▶ _Aim_: Select and copy every line of the records below that contains the string "close".

▶ _Records shown_:
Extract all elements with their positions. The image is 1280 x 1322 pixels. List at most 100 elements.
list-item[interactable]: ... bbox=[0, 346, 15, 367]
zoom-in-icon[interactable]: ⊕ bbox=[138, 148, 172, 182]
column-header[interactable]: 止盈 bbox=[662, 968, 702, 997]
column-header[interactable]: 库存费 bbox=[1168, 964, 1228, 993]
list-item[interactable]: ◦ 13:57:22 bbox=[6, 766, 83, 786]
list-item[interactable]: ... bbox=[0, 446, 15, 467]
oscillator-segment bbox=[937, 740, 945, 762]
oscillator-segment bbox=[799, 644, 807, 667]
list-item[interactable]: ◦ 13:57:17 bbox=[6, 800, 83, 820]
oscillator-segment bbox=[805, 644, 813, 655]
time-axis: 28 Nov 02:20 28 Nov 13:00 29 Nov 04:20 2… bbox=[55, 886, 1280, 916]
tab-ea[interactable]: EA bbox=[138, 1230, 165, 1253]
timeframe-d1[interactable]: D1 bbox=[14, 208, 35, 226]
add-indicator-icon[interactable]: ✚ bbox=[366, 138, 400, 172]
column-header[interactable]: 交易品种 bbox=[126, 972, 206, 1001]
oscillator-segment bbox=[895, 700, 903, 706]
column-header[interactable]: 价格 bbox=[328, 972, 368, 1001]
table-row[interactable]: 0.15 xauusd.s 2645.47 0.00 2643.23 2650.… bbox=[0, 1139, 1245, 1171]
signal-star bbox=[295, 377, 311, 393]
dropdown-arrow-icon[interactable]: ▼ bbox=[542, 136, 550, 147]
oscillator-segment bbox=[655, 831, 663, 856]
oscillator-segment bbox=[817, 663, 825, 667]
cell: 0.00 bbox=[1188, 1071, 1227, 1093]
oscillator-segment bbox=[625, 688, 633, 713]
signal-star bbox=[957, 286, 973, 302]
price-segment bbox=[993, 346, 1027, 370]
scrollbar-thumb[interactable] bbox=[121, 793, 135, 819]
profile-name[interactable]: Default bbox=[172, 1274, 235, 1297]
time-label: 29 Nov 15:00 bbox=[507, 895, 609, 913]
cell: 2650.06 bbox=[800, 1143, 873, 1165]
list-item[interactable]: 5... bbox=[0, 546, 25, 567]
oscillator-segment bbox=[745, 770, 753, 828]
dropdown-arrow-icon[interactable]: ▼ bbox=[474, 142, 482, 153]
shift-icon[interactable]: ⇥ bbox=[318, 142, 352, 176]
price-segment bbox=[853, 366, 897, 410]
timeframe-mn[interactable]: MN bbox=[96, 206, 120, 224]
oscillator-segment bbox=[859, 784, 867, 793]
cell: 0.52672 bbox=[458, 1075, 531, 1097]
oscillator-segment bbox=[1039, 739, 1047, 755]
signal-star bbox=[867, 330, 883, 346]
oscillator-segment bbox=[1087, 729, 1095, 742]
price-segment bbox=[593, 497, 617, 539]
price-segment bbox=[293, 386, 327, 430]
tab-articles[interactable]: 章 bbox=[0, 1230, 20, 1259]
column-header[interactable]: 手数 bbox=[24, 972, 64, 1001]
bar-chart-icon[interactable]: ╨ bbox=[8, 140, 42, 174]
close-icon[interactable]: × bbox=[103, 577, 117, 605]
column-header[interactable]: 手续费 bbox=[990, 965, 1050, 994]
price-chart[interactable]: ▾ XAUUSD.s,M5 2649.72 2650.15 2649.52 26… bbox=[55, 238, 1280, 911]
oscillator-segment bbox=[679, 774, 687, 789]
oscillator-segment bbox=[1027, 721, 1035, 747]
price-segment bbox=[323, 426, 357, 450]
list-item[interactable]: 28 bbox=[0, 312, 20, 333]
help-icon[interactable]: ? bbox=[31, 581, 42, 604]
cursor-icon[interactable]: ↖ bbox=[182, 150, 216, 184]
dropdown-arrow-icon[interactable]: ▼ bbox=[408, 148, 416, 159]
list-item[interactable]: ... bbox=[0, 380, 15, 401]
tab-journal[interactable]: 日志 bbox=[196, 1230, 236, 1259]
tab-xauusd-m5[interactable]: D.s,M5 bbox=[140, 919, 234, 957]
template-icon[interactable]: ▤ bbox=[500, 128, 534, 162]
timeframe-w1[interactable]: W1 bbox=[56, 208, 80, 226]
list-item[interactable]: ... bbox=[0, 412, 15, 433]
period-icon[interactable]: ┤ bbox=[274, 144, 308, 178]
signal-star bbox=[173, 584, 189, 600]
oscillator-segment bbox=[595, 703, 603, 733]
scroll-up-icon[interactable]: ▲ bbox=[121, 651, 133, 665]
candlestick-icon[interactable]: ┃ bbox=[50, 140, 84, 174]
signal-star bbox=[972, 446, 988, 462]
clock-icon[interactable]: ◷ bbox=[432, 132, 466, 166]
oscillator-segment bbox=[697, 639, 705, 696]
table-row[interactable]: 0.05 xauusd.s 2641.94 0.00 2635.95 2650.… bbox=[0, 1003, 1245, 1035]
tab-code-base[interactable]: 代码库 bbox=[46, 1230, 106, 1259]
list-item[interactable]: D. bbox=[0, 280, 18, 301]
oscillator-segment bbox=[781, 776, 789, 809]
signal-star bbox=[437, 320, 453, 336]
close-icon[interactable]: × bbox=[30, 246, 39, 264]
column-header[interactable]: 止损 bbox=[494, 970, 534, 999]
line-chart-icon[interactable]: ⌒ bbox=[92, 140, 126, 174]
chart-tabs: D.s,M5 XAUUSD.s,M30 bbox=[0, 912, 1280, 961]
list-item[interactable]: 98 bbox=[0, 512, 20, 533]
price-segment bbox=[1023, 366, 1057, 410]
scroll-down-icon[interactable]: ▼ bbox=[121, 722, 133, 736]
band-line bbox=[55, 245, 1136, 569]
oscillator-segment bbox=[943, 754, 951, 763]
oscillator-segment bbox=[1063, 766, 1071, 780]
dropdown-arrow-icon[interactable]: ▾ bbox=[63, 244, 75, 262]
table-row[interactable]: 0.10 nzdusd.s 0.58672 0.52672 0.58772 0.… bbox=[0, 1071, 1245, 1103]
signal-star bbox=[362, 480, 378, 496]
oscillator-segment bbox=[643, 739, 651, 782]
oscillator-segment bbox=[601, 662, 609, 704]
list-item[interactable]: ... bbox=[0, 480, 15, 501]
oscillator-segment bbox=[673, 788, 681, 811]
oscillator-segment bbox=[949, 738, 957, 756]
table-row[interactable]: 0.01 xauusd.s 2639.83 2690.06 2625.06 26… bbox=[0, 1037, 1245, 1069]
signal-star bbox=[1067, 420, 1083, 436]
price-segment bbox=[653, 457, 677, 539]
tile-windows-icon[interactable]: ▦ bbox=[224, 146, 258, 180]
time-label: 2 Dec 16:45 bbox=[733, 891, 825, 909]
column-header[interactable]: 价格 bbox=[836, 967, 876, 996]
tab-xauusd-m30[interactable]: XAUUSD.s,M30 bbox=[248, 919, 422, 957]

▶ _Result of the exercise_:
close-icon[interactable]: × bbox=[103, 577, 117, 605]
close-icon[interactable]: × bbox=[30, 246, 39, 264]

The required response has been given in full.